TASK STATEMENT: Exactly repeat the material, dropping only the pictures.

▬▬▬

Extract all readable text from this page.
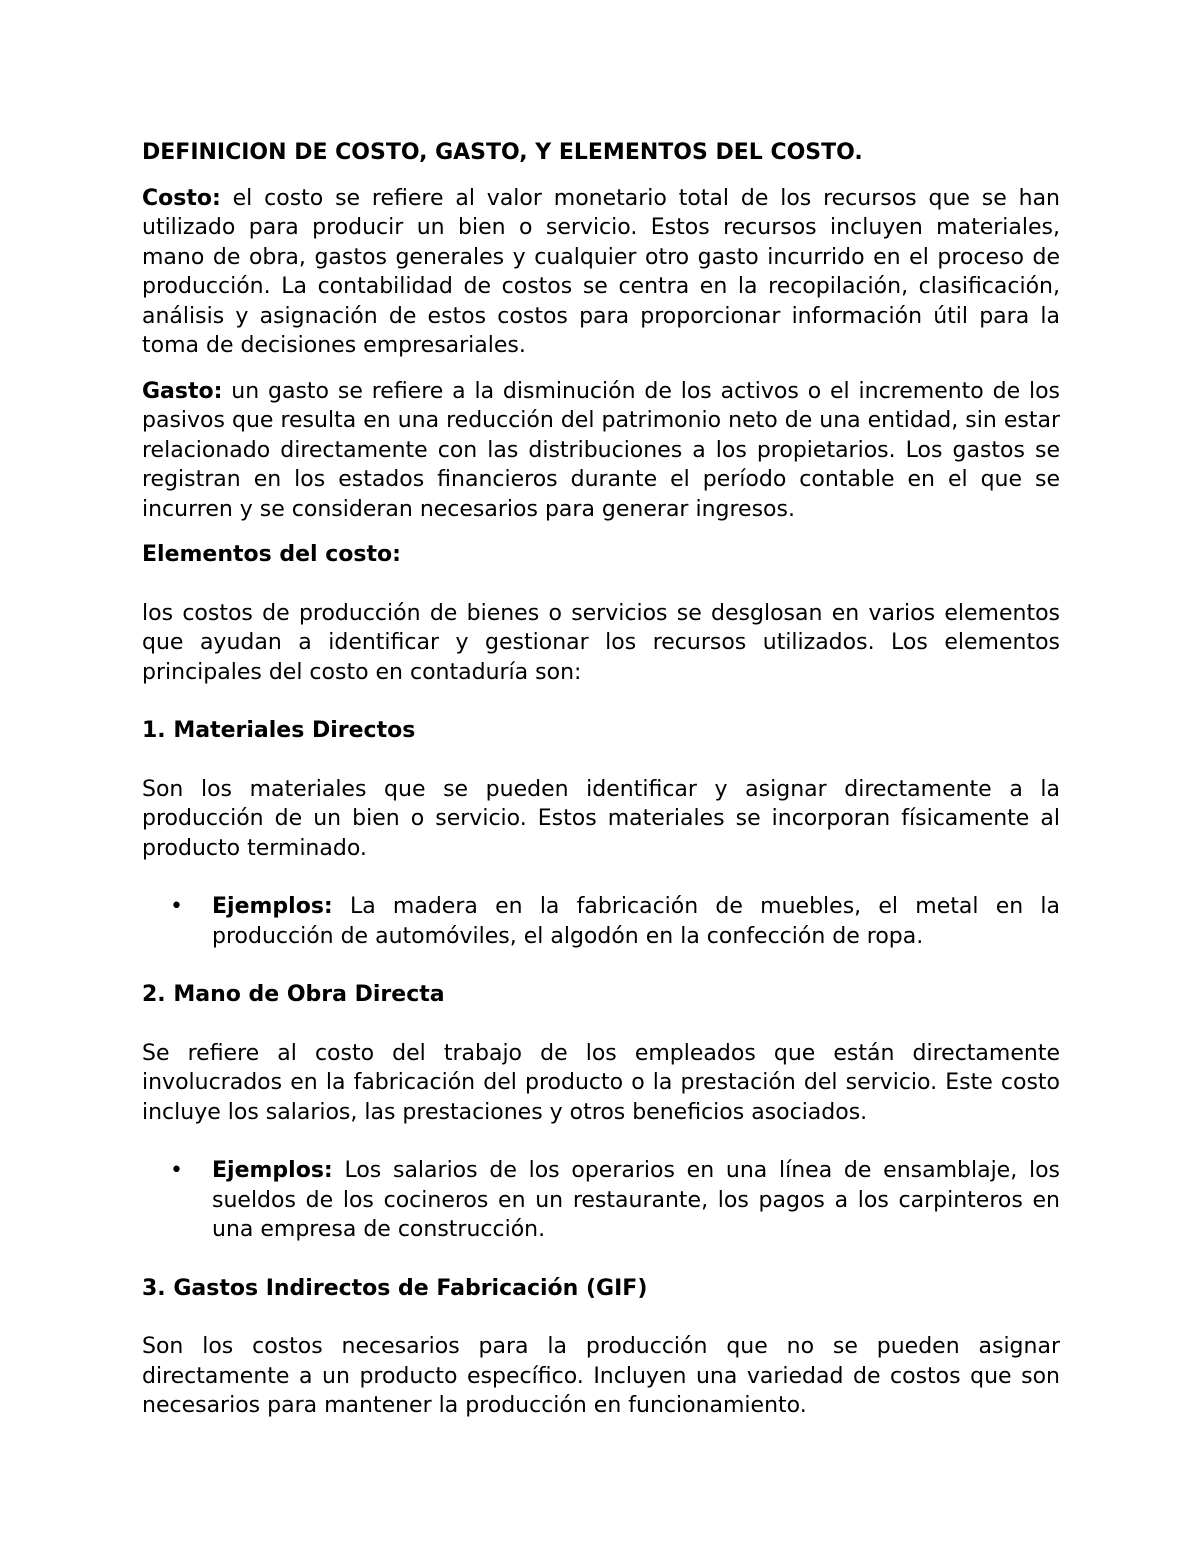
DEFINICION DE COSTO, GASTO, Y ELEMENTOS DEL COSTO.

Costo: el costo se refiere al valor monetario total de los recursos que se han utilizado para producir un bien o servicio. Estos recursos incluyen materiales, mano de obra, gastos generales y cualquier otro gasto incurrido en el proceso de producción. La contabilidad de costos se centra en la recopilación, clasificación, análisis y asignación de estos costos para proporcionar información útil para la toma de decisiones empresariales.

Gasto: un gasto se refiere a la disminución de los activos o el incremento de los pasivos que resulta en una reducción del patrimonio neto de una entidad, sin estar relacionado directamente con las distribuciones a los propietarios. Los gastos se registran en los estados financieros durante el período contable en el que se incurren y se consideran necesarios para generar ingresos.

Elementos del costo:

los costos de producción de bienes o servicios se desglosan en varios elementos que ayudan a identificar y gestionar los recursos utilizados. Los elementos principales del costo en contaduría son:

1. Materiales Directos

Son los materiales que se pueden identificar y asignar directamente a la producción de un bien o servicio. Estos materiales se incorporan físicamente al producto terminado.

• Ejemplos: La madera en la fabricación de muebles, el metal en la producción de automóviles, el algodón en la confección de ropa.

2. Mano de Obra Directa

Se refiere al costo del trabajo de los empleados que están directamente involucrados en la fabricación del producto o la prestación del servicio. Este costo incluye los salarios, las prestaciones y otros beneficios asociados.

• Ejemplos: Los salarios de los operarios en una línea de ensamblaje, los sueldos de los cocineros en un restaurante, los pagos a los carpinteros en una empresa de construcción.

3. Gastos Indirectos de Fabricación (GIF)

Son los costos necesarios para la producción que no se pueden asignar directamente a un producto específico. Incluyen una variedad de costos que son necesarios para mantener la producción en funcionamiento.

▬▬▬

COMPLETE OUTPUT:
Extract all readable text from this page.
DEFINICION DE COSTO, GASTO, Y ELEMENTOS DEL COSTO.

Costo: el costo se refiere al valor monetario total de los recursos que se han utilizado para producir un bien o servicio. Estos recursos incluyen materiales, mano de obra, gastos generales y cualquier otro gasto incurrido en el proceso de producción. La contabilidad de costos se centra en la recopilación, clasificación, análisis y asignación de estos costos para proporcionar información útil para la toma de decisiones empresariales.

Gasto: un gasto se refiere a la disminución de los activos o el incremento de los pasivos que resulta en una reducción del patrimonio neto de una entidad, sin estar relacionado directamente con las distribuciones a los propietarios. Los gastos se registran en los estados financieros durante el período contable en el que se incurren y se consideran necesarios para generar ingresos.

Elementos del costo:

los costos de producción de bienes o servicios se desglosan en varios elementos que ayudan a identificar y gestionar los recursos utilizados. Los elementos principales del costo en contaduría son:

1. Materiales Directos

Son los materiales que se pueden identificar y asignar directamente a la producción de un bien o servicio. Estos materiales se incorporan físicamente al producto terminado.

• Ejemplos: La madera en la fabricación de muebles, el metal en la producción de automóviles, el algodón en la confección de ropa.

2. Mano de Obra Directa

Se refiere al costo del trabajo de los empleados que están directamente involucrados en la fabricación del producto o la prestación del servicio. Este costo incluye los salarios, las prestaciones y otros beneficios asociados.

• Ejemplos: Los salarios de los operarios en una línea de ensamblaje, los sueldos de los cocineros en un restaurante, los pagos a los carpinteros en una empresa de construcción.

3. Gastos Indirectos de Fabricación (GIF)

Son los costos necesarios para la producción que no se pueden asignar directamente a un producto específico. Incluyen una variedad de costos que son necesarios para mantener la producción en funcionamiento.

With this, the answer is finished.